### What is expected
Can you transcribe every record below exactly as it appears?

• • • • • • •

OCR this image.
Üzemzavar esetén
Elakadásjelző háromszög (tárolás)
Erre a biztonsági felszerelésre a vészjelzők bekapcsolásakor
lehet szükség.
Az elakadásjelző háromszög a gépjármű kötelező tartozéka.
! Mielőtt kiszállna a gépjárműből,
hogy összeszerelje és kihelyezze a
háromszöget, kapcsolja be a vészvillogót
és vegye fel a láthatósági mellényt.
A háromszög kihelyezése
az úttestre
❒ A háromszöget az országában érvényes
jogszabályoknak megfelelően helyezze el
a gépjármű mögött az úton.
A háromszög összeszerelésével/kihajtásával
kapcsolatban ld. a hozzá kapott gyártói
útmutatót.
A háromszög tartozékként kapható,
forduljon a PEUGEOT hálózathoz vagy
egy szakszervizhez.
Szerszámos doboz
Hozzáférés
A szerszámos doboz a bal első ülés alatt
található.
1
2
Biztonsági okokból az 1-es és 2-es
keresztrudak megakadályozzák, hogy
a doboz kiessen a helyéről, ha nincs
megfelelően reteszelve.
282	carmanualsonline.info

• • • • • • •

### Task result
OCR this image.
Üzemzavar esetén
Elakadásjelző háromszög (tárolás)
Erre a biztonsági felszerelésre a vészjelzők bekapcsolásakor
lehet szükség.
Az elakadásjelző háromszög a gépjármű kötelező tartozéka.
! Mielőtt kiszállna a gépjárműből,
hogy összeszerelje és kihelyezze a
háromszöget, kapcsolja be a vészvillogót
és vegye fel a láthatósági mellényt.
A háromszög kihelyezése
az úttestre
❒ A háromszöget az országában érvényes
jogszabályoknak megfelelően helyezze el
a gépjármű mögött az úton.
A háromszög összeszerelésével/kihajtásával
kapcsolatban ld. a hozzá kapott gyártói
útmutatót.
A háromszög tartozékként kapható,
forduljon a PEUGEOT hálózathoz vagy
egy szakszervizhez.
Szerszámos doboz
Hozzáférés
A szerszámos doboz a bal első ülés alatt
található.
1
2
Biztonsági okokból az 1-es és 2-es
keresztrudak megakadályozzák, hogy
a doboz kiessen a helyéről, ha nincs
megfelelően reteszelve.
282	carmanualsonline.info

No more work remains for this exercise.